### GOAL
Could you print every record below exactly as it appears?

### RAW RECORDS
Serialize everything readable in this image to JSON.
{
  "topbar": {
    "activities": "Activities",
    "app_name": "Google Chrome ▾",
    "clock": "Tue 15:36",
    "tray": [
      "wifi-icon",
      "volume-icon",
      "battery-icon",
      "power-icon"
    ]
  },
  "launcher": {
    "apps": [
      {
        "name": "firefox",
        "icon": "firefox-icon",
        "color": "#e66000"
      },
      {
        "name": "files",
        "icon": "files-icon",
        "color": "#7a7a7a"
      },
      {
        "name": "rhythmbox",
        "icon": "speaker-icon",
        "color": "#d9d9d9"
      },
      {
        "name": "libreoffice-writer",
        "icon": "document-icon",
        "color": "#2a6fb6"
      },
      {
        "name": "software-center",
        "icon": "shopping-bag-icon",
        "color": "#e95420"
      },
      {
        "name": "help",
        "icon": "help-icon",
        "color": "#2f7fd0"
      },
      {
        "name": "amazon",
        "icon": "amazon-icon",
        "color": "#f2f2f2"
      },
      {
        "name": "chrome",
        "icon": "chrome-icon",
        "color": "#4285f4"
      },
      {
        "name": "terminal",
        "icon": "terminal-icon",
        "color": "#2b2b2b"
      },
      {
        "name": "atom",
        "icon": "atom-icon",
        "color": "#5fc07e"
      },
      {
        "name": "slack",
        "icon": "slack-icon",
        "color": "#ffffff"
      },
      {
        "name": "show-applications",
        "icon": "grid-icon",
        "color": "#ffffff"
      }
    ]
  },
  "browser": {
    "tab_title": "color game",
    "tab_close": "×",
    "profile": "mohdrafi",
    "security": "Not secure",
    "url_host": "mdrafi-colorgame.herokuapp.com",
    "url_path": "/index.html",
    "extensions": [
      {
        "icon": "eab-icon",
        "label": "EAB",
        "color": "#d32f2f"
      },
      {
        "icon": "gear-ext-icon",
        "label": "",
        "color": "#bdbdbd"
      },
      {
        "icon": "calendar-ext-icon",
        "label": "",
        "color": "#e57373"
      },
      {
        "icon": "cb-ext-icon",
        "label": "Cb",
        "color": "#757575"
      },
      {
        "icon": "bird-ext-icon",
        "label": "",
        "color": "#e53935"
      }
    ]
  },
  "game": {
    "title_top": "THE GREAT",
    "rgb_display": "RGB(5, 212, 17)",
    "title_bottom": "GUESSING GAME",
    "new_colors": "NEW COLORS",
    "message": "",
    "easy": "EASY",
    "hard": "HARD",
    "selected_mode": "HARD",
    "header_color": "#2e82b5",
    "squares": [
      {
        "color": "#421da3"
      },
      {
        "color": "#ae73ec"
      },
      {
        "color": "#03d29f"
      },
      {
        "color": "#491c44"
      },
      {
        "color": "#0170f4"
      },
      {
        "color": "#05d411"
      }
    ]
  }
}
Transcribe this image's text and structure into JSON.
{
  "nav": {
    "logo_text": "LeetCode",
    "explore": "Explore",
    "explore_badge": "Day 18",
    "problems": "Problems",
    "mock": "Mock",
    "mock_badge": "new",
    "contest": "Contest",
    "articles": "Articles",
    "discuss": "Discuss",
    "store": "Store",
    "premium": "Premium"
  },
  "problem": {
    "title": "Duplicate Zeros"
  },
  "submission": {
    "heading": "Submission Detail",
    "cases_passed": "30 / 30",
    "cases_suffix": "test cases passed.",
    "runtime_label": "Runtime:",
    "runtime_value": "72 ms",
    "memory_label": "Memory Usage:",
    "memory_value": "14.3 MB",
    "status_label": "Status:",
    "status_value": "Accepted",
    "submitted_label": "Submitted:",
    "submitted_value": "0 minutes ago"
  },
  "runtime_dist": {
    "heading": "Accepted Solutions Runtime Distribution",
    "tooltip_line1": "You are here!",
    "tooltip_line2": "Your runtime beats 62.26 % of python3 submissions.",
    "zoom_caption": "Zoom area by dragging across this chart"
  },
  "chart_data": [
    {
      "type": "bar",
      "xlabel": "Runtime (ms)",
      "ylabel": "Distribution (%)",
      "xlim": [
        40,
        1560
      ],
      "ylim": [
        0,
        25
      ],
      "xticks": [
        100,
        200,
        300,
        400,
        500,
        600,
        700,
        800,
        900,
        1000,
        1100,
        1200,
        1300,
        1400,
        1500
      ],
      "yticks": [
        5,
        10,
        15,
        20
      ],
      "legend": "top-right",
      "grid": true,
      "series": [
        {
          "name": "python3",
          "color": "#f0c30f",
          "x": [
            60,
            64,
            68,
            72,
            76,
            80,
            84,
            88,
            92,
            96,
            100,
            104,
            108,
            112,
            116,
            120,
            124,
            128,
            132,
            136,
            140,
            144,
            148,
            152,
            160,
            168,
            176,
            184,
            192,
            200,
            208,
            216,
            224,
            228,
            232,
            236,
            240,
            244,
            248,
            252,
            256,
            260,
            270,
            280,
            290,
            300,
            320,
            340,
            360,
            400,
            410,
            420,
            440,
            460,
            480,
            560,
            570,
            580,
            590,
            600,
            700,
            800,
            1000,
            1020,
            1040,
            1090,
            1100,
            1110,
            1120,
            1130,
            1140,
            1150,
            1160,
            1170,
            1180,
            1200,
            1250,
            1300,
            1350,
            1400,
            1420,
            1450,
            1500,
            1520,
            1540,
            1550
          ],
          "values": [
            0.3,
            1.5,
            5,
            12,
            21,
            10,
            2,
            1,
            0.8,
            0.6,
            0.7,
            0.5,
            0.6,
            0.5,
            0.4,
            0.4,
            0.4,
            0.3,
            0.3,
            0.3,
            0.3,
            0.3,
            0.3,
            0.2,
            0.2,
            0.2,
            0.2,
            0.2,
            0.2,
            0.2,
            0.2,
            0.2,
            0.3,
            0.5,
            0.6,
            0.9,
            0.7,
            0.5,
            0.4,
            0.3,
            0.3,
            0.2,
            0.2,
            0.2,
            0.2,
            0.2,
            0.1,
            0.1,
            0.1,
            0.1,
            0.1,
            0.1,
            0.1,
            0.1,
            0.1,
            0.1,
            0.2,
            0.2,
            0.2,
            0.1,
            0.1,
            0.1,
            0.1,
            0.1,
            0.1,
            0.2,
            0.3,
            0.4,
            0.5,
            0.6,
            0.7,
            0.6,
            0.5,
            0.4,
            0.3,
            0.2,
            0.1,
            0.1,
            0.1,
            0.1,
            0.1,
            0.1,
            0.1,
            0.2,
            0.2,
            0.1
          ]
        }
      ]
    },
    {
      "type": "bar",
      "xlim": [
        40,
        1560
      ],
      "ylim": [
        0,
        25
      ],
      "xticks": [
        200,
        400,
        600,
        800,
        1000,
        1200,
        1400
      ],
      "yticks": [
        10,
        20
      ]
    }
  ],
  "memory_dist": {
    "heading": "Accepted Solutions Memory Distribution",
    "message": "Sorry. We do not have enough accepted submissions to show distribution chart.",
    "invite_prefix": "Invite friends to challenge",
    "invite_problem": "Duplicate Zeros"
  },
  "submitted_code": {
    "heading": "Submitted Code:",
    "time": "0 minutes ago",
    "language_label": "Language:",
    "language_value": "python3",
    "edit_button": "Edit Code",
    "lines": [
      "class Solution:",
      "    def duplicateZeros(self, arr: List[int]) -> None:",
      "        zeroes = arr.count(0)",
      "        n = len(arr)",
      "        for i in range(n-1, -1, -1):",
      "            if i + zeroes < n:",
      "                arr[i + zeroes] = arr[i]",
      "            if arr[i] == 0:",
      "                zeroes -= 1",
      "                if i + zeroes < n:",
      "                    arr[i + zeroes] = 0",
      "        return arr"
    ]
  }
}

### OUTPUT OF THE EXERCISE
Serialize everything readable in this image to JSON.
{
  "topbar": {
    "activities": "Activities",
    "app_name": "Google Chrome ▾",
    "clock": "Tue 15:36",
    "tray": [
      "wifi-icon",
      "volume-icon",
      "battery-icon",
      "power-icon"
    ]
  },
  "launcher": {
    "apps": [
      {
        "name": "firefox",
        "icon": "firefox-icon",
        "color": "#e66000"
      },
      {
        "name": "files",
        "icon": "files-icon",
        "color": "#7a7a7a"
      },
      {
        "name": "rhythmbox",
        "icon": "speaker-icon",
        "color": "#d9d9d9"
      },
      {
        "name": "libreoffice-writer",
        "icon": "document-icon",
        "color": "#2a6fb6"
      },
      {
        "name": "software-center",
        "icon": "shopping-bag-icon",
        "color": "#e95420"
      },
      {
        "name": "help",
        "icon": "help-icon",
        "color": "#2f7fd0"
      },
      {
        "name": "amazon",
        "icon": "amazon-icon",
        "color": "#f2f2f2"
      },
      {
        "name": "chrome",
        "icon": "chrome-icon",
        "color": "#4285f4"
      },
      {
        "name": "terminal",
        "icon": "terminal-icon",
        "color": "#2b2b2b"
      },
      {
        "name": "atom",
        "icon": "atom-icon",
        "color": "#5fc07e"
      },
      {
        "name": "slack",
        "icon": "slack-icon",
        "color": "#ffffff"
      },
      {
        "name": "show-applications",
        "icon": "grid-icon",
        "color": "#ffffff"
      }
    ]
  },
  "browser": {
    "tab_title": "color game",
    "tab_close": "×",
    "profile": "mohdrafi",
    "security": "Not secure",
    "url_host": "mdrafi-colorgame.herokuapp.com",
    "url_path": "/index.html",
    "extensions": [
      {
        "icon": "eab-icon",
        "label": "EAB",
        "color": "#d32f2f"
      },
      {
        "icon": "gear-ext-icon",
        "label": "",
        "color": "#bdbdbd"
      },
      {
        "icon": "calendar-ext-icon",
        "label": "",
        "color": "#e57373"
      },
      {
        "icon": "cb-ext-icon",
        "label": "Cb",
        "color": "#757575"
      },
      {
        "icon": "bird-ext-icon",
        "label": "",
        "color": "#e53935"
      }
    ]
  },
  "game": {
    "title_top": "THE GREAT",
    "rgb_display": "RGB(5, 212, 17)",
    "title_bottom": "GUESSING GAME",
    "new_colors": "NEW COLORS",
    "message": "",
    "easy": "EASY",
    "hard": "HARD",
    "selected_mode": "HARD",
    "header_color": "#2e82b5",
    "squares": [
      {
        "color": "#421da3"
      },
      {
        "color": "#ae73ec"
      },
      {
        "color": "#03d29f"
      },
      {
        "color": "#491c44"
      },
      {
        "color": "#0170f4"
      },
      {
        "color": "#05d411"
      }
    ]
  }
}
Transcribe this image's text and structure into JSON.
{
  "nav": {
    "logo_text": "LeetCode",
    "explore": "Explore",
    "explore_badge": "Day 18",
    "problems": "Problems",
    "mock": "Mock",
    "mock_badge": "new",
    "contest": "Contest",
    "articles": "Articles",
    "discuss": "Discuss",
    "store": "Store",
    "premium": "Premium"
  },
  "problem": {
    "title": "Duplicate Zeros"
  },
  "submission": {
    "heading": "Submission Detail",
    "cases_passed": "30 / 30",
    "cases_suffix": "test cases passed.",
    "runtime_label": "Runtime:",
    "runtime_value": "72 ms",
    "memory_label": "Memory Usage:",
    "memory_value": "14.3 MB",
    "status_label": "Status:",
    "status_value": "Accepted",
    "submitted_label": "Submitted:",
    "submitted_value": "0 minutes ago"
  },
  "runtime_dist": {
    "heading": "Accepted Solutions Runtime Distribution",
    "tooltip_line1": "You are here!",
    "tooltip_line2": "Your runtime beats 62.26 % of python3 submissions.",
    "zoom_caption": "Zoom area by dragging across this chart"
  },
  "chart_data": [
    {
      "type": "bar",
      "xlabel": "Runtime (ms)",
      "ylabel": "Distribution (%)",
      "xlim": [
        40,
        1560
      ],
      "ylim": [
        0,
        25
      ],
      "xticks": [
        100,
        200,
        300,
        400,
        500,
        600,
        700,
        800,
        900,
        1000,
        1100,
        1200,
        1300,
        1400,
        1500
      ],
      "yticks": [
        5,
        10,
        15,
        20
      ],
      "legend": "top-right",
      "grid": true,
      "series": [
        {
          "name": "python3",
          "color": "#f0c30f",
          "x": [
            60,
            64,
            68,
            72,
            76,
            80,
            84,
            88,
            92,
            96,
            100,
            104,
            108,
            112,
            116,
            120,
            124,
            128,
            132,
            136,
            140,
            144,
            148,
            152,
            160,
            168,
            176,
            184,
            192,
            200,
            208,
            216,
            224,
            228,
            232,
            236,
            240,
            244,
            248,
            252,
            256,
            260,
            270,
            280,
            290,
            300,
            320,
            340,
            360,
            400,
            410,
            420,
            440,
            460,
            480,
            560,
            570,
            580,
            590,
            600,
            700,
            800,
            1000,
            1020,
            1040,
            1090,
            1100,
            1110,
            1120,
            1130,
            1140,
            1150,
            1160,
            1170,
            1180,
            1200,
            1250,
            1300,
            1350,
            1400,
            1420,
            1450,
            1500,
            1520,
            1540,
            1550
          ],
          "values": [
            0.3,
            1.5,
            5,
            12,
            21,
            10,
            2,
            1,
            0.8,
            0.6,
            0.7,
            0.5,
            0.6,
            0.5,
            0.4,
            0.4,
            0.4,
            0.3,
            0.3,
            0.3,
            0.3,
            0.3,
            0.3,
            0.2,
            0.2,
            0.2,
            0.2,
            0.2,
            0.2,
            0.2,
            0.2,
            0.2,
            0.3,
            0.5,
            0.6,
            0.9,
            0.7,
            0.5,
            0.4,
            0.3,
            0.3,
            0.2,
            0.2,
            0.2,
            0.2,
            0.2,
            0.1,
            0.1,
            0.1,
            0.1,
            0.1,
            0.1,
            0.1,
            0.1,
            0.1,
            0.1,
            0.2,
            0.2,
            0.2,
            0.1,
            0.1,
            0.1,
            0.1,
            0.1,
            0.1,
            0.2,
            0.3,
            0.4,
            0.5,
            0.6,
            0.7,
            0.6,
            0.5,
            0.4,
            0.3,
            0.2,
            0.1,
            0.1,
            0.1,
            0.1,
            0.1,
            0.1,
            0.1,
            0.2,
            0.2,
            0.1
          ]
        }
      ]
    },
    {
      "type": "bar",
      "xlim": [
        40,
        1560
      ],
      "ylim": [
        0,
        25
      ],
      "xticks": [
        200,
        400,
        600,
        800,
        1000,
        1200,
        1400
      ],
      "yticks": [
        10,
        20
      ]
    }
  ],
  "memory_dist": {
    "heading": "Accepted Solutions Memory Distribution",
    "message": "Sorry. We do not have enough accepted submissions to show distribution chart.",
    "invite_prefix": "Invite friends to challenge",
    "invite_problem": "Duplicate Zeros"
  },
  "submitted_code": {
    "heading": "Submitted Code:",
    "time": "0 minutes ago",
    "language_label": "Language:",
    "language_value": "python3",
    "edit_button": "Edit Code",
    "lines": [
      "class Solution:",
      "    def duplicateZeros(self, arr: List[int]) -> None:",
      "        zeroes = arr.count(0)",
      "        n = len(arr)",
      "        for i in range(n-1, -1, -1):",
      "            if i + zeroes < n:",
      "                arr[i + zeroes] = arr[i]",
      "            if arr[i] == 0:",
      "                zeroes -= 1",
      "                if i + zeroes < n:",
      "                    arr[i + zeroes] = 0",
      "        return arr"
    ]
  }
}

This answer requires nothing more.